## Task brief
Entries follow. Set all of them down as they stand.

## Listing
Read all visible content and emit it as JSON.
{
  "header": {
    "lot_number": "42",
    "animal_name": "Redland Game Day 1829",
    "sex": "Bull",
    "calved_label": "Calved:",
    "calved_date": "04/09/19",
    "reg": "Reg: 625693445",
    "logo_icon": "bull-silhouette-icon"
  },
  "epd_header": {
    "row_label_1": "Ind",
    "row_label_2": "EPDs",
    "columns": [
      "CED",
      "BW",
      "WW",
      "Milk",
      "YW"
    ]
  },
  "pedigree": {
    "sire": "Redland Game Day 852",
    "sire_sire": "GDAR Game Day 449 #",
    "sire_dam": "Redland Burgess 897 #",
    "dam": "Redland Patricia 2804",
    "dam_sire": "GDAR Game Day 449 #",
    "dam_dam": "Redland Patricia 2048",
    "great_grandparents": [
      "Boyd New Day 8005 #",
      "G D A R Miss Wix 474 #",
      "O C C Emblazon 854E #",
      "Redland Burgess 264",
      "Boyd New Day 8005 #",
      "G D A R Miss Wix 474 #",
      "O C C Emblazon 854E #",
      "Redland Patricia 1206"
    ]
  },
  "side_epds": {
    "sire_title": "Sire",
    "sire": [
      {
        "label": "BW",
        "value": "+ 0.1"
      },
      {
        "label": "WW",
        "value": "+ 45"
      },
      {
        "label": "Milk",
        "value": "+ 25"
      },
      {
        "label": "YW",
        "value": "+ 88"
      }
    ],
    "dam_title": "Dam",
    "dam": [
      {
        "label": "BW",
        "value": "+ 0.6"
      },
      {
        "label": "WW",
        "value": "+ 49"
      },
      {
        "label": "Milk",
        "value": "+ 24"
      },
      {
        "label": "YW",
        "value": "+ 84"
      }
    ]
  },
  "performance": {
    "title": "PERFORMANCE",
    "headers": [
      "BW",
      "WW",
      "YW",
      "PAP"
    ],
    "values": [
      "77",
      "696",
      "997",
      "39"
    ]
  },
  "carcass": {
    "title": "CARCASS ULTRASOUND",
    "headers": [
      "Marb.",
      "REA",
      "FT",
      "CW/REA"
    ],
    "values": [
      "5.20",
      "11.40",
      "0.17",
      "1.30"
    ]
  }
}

## Answer for this exercise
Read all visible content and emit it as JSON.
{
  "header": {
    "lot_number": "42",
    "animal_name": "Redland Game Day 1829",
    "sex": "Bull",
    "calved_label": "Calved:",
    "calved_date": "04/09/19",
    "reg": "Reg: 625693445",
    "logo_icon": "bull-silhouette-icon"
  },
  "epd_header": {
    "row_label_1": "Ind",
    "row_label_2": "EPDs",
    "columns": [
      "CED",
      "BW",
      "WW",
      "Milk",
      "YW"
    ]
  },
  "pedigree": {
    "sire": "Redland Game Day 852",
    "sire_sire": "GDAR Game Day 449 #",
    "sire_dam": "Redland Burgess 897 #",
    "dam": "Redland Patricia 2804",
    "dam_sire": "GDAR Game Day 449 #",
    "dam_dam": "Redland Patricia 2048",
    "great_grandparents": [
      "Boyd New Day 8005 #",
      "G D A R Miss Wix 474 #",
      "O C C Emblazon 854E #",
      "Redland Burgess 264",
      "Boyd New Day 8005 #",
      "G D A R Miss Wix 474 #",
      "O C C Emblazon 854E #",
      "Redland Patricia 1206"
    ]
  },
  "side_epds": {
    "sire_title": "Sire",
    "sire": [
      {
        "label": "BW",
        "value": "+ 0.1"
      },
      {
        "label": "WW",
        "value": "+ 45"
      },
      {
        "label": "Milk",
        "value": "+ 25"
      },
      {
        "label": "YW",
        "value": "+ 88"
      }
    ],
    "dam_title": "Dam",
    "dam": [
      {
        "label": "BW",
        "value": "+ 0.6"
      },
      {
        "label": "WW",
        "value": "+ 49"
      },
      {
        "label": "Milk",
        "value": "+ 24"
      },
      {
        "label": "YW",
        "value": "+ 84"
      }
    ]
  },
  "performance": {
    "title": "PERFORMANCE",
    "headers": [
      "BW",
      "WW",
      "YW",
      "PAP"
    ],
    "values": [
      "77",
      "696",
      "997",
      "39"
    ]
  },
  "carcass": {
    "title": "CARCASS ULTRASOUND",
    "headers": [
      "Marb.",
      "REA",
      "FT",
      "CW/REA"
    ],
    "values": [
      "5.20",
      "11.40",
      "0.17",
      "1.30"
    ]
  }
}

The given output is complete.